REQUIRED WORK. Exactly reproduce each entry, leaving out nothing.

* Begin *

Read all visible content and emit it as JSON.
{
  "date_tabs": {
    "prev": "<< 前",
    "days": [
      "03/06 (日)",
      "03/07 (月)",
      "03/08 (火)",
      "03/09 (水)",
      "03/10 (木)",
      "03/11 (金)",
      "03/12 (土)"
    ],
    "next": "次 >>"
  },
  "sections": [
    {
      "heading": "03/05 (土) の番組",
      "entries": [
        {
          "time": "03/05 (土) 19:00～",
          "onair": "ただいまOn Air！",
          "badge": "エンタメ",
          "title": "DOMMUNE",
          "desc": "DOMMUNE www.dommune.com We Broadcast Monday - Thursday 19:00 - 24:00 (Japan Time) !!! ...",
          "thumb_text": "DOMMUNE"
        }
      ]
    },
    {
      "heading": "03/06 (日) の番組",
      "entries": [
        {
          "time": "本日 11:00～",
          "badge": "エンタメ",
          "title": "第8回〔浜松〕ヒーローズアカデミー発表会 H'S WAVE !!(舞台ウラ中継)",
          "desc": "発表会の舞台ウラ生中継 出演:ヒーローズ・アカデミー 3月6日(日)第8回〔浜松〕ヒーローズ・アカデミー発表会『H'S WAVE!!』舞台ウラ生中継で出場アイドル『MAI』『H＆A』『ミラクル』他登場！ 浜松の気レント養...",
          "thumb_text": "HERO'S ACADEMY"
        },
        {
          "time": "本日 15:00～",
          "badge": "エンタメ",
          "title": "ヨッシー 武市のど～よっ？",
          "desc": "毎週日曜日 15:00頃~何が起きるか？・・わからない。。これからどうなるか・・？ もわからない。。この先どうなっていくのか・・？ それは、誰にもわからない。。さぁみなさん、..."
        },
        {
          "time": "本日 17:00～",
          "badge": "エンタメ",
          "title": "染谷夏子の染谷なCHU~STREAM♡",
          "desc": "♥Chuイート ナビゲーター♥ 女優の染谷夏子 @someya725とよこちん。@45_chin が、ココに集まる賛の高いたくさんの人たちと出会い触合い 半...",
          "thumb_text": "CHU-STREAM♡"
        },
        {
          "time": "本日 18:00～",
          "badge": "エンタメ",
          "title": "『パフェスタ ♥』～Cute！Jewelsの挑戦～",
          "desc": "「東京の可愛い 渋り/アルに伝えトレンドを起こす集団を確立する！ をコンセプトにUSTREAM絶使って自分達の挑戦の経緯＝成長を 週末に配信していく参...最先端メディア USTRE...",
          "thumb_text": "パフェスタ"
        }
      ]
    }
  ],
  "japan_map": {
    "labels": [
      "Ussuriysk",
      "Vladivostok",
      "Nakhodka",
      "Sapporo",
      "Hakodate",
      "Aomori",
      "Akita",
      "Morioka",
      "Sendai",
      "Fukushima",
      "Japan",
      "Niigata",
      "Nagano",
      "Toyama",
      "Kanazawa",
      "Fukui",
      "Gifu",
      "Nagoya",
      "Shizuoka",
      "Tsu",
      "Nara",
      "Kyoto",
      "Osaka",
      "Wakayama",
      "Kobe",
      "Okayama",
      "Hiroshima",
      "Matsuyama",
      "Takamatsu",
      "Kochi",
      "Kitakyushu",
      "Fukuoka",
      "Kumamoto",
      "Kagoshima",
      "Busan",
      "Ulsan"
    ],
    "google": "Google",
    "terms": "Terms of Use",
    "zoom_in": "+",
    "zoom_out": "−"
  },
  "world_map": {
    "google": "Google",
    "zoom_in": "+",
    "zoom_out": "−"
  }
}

* End *

RESULT FOR THIS TASK.
Read all visible content and emit it as JSON.
{
  "date_tabs": {
    "prev": "<< 前",
    "days": [
      "03/06 (日)",
      "03/07 (月)",
      "03/08 (火)",
      "03/09 (水)",
      "03/10 (木)",
      "03/11 (金)",
      "03/12 (土)"
    ],
    "next": "次 >>"
  },
  "sections": [
    {
      "heading": "03/05 (土) の番組",
      "entries": [
        {
          "time": "03/05 (土) 19:00～",
          "onair": "ただいまOn Air！",
          "badge": "エンタメ",
          "title": "DOMMUNE",
          "desc": "DOMMUNE www.dommune.com We Broadcast Monday - Thursday 19:00 - 24:00 (Japan Time) !!! ...",
          "thumb_text": "DOMMUNE"
        }
      ]
    },
    {
      "heading": "03/06 (日) の番組",
      "entries": [
        {
          "time": "本日 11:00～",
          "badge": "エンタメ",
          "title": "第8回〔浜松〕ヒーローズアカデミー発表会 H'S WAVE !!(舞台ウラ中継)",
          "desc": "発表会の舞台ウラ生中継 出演:ヒーローズ・アカデミー 3月6日(日)第8回〔浜松〕ヒーローズ・アカデミー発表会『H'S WAVE!!』舞台ウラ生中継で出場アイドル『MAI』『H＆A』『ミラクル』他登場！ 浜松の気レント養...",
          "thumb_text": "HERO'S ACADEMY"
        },
        {
          "time": "本日 15:00～",
          "badge": "エンタメ",
          "title": "ヨッシー 武市のど～よっ？",
          "desc": "毎週日曜日 15:00頃~何が起きるか？・・わからない。。これからどうなるか・・？ もわからない。。この先どうなっていくのか・・？ それは、誰にもわからない。。さぁみなさん、..."
        },
        {
          "time": "本日 17:00～",
          "badge": "エンタメ",
          "title": "染谷夏子の染谷なCHU~STREAM♡",
          "desc": "♥Chuイート ナビゲーター♥ 女優の染谷夏子 @someya725とよこちん。@45_chin が、ココに集まる賛の高いたくさんの人たちと出会い触合い 半...",
          "thumb_text": "CHU-STREAM♡"
        },
        {
          "time": "本日 18:00～",
          "badge": "エンタメ",
          "title": "『パフェスタ ♥』～Cute！Jewelsの挑戦～",
          "desc": "「東京の可愛い 渋り/アルに伝えトレンドを起こす集団を確立する！ をコンセプトにUSTREAM絶使って自分達の挑戦の経緯＝成長を 週末に配信していく参...最先端メディア USTRE...",
          "thumb_text": "パフェスタ"
        }
      ]
    }
  ],
  "japan_map": {
    "labels": [
      "Ussuriysk",
      "Vladivostok",
      "Nakhodka",
      "Sapporo",
      "Hakodate",
      "Aomori",
      "Akita",
      "Morioka",
      "Sendai",
      "Fukushima",
      "Japan",
      "Niigata",
      "Nagano",
      "Toyama",
      "Kanazawa",
      "Fukui",
      "Gifu",
      "Nagoya",
      "Shizuoka",
      "Tsu",
      "Nara",
      "Kyoto",
      "Osaka",
      "Wakayama",
      "Kobe",
      "Okayama",
      "Hiroshima",
      "Matsuyama",
      "Takamatsu",
      "Kochi",
      "Kitakyushu",
      "Fukuoka",
      "Kumamoto",
      "Kagoshima",
      "Busan",
      "Ulsan"
    ],
    "google": "Google",
    "terms": "Terms of Use",
    "zoom_in": "+",
    "zoom_out": "−"
  },
  "world_map": {
    "google": "Google",
    "zoom_in": "+",
    "zoom_out": "−"
  }
}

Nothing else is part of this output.